Identify all lines in the listing that include the word "this", and copy them out.

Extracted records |
________________

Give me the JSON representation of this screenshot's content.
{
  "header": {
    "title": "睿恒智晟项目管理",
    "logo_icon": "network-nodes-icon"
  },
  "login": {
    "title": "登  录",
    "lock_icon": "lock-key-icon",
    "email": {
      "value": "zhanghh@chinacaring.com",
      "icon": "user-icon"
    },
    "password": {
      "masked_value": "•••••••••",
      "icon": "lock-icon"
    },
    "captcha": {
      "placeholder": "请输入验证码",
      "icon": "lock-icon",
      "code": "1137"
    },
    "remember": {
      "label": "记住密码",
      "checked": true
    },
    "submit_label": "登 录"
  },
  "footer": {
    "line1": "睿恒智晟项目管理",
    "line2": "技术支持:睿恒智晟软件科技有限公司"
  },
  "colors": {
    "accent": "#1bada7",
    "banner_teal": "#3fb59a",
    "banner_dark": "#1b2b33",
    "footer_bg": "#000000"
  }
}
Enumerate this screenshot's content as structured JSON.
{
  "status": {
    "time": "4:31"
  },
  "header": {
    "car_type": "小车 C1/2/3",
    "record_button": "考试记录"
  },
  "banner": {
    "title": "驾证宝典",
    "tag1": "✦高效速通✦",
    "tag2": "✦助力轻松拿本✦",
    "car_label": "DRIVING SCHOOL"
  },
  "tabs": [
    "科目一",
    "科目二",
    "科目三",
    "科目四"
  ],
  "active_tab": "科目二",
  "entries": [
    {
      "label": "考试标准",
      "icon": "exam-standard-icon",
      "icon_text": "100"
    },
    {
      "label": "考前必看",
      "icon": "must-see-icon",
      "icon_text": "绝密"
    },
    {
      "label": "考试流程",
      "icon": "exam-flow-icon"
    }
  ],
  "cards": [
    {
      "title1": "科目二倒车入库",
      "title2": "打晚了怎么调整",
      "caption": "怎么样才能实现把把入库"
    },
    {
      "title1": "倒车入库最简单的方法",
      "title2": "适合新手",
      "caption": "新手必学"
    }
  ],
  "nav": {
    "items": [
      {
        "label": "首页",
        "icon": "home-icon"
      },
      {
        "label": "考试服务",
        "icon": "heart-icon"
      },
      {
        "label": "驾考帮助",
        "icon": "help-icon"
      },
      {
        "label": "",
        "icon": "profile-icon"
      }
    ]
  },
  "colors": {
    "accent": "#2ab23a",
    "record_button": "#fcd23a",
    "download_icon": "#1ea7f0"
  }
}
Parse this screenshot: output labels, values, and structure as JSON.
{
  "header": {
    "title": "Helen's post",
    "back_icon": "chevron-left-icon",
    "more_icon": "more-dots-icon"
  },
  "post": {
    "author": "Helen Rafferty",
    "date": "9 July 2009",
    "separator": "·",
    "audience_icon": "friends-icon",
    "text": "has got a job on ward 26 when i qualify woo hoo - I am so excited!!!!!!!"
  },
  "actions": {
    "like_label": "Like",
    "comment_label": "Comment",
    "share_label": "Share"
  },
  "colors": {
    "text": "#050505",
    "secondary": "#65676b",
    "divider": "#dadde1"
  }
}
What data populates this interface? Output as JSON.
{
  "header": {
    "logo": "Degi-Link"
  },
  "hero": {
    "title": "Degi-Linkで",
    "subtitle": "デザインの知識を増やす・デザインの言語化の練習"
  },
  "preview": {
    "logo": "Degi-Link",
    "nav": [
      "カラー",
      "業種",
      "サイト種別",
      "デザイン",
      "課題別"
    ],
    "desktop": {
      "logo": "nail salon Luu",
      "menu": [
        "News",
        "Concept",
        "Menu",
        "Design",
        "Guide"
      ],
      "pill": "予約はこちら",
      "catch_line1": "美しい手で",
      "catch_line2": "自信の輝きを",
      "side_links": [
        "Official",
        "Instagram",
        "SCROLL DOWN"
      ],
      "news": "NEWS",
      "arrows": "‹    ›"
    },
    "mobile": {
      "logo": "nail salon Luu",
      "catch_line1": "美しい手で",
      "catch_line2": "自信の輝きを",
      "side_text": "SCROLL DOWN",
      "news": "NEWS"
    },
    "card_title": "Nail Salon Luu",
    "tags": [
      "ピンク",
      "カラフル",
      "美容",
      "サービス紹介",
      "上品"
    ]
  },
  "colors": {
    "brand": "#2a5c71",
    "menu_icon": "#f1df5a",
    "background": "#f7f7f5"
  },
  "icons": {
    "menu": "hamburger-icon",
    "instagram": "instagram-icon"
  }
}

________________

RESPONSE TO THE TASK |
Give me the JSON representation of this screenshot's content.
Enumerate this screenshot's content as structured JSON.
Parse this screenshot: output labels, values, and structure as JSON.
What data populates this interface? Output as JSON.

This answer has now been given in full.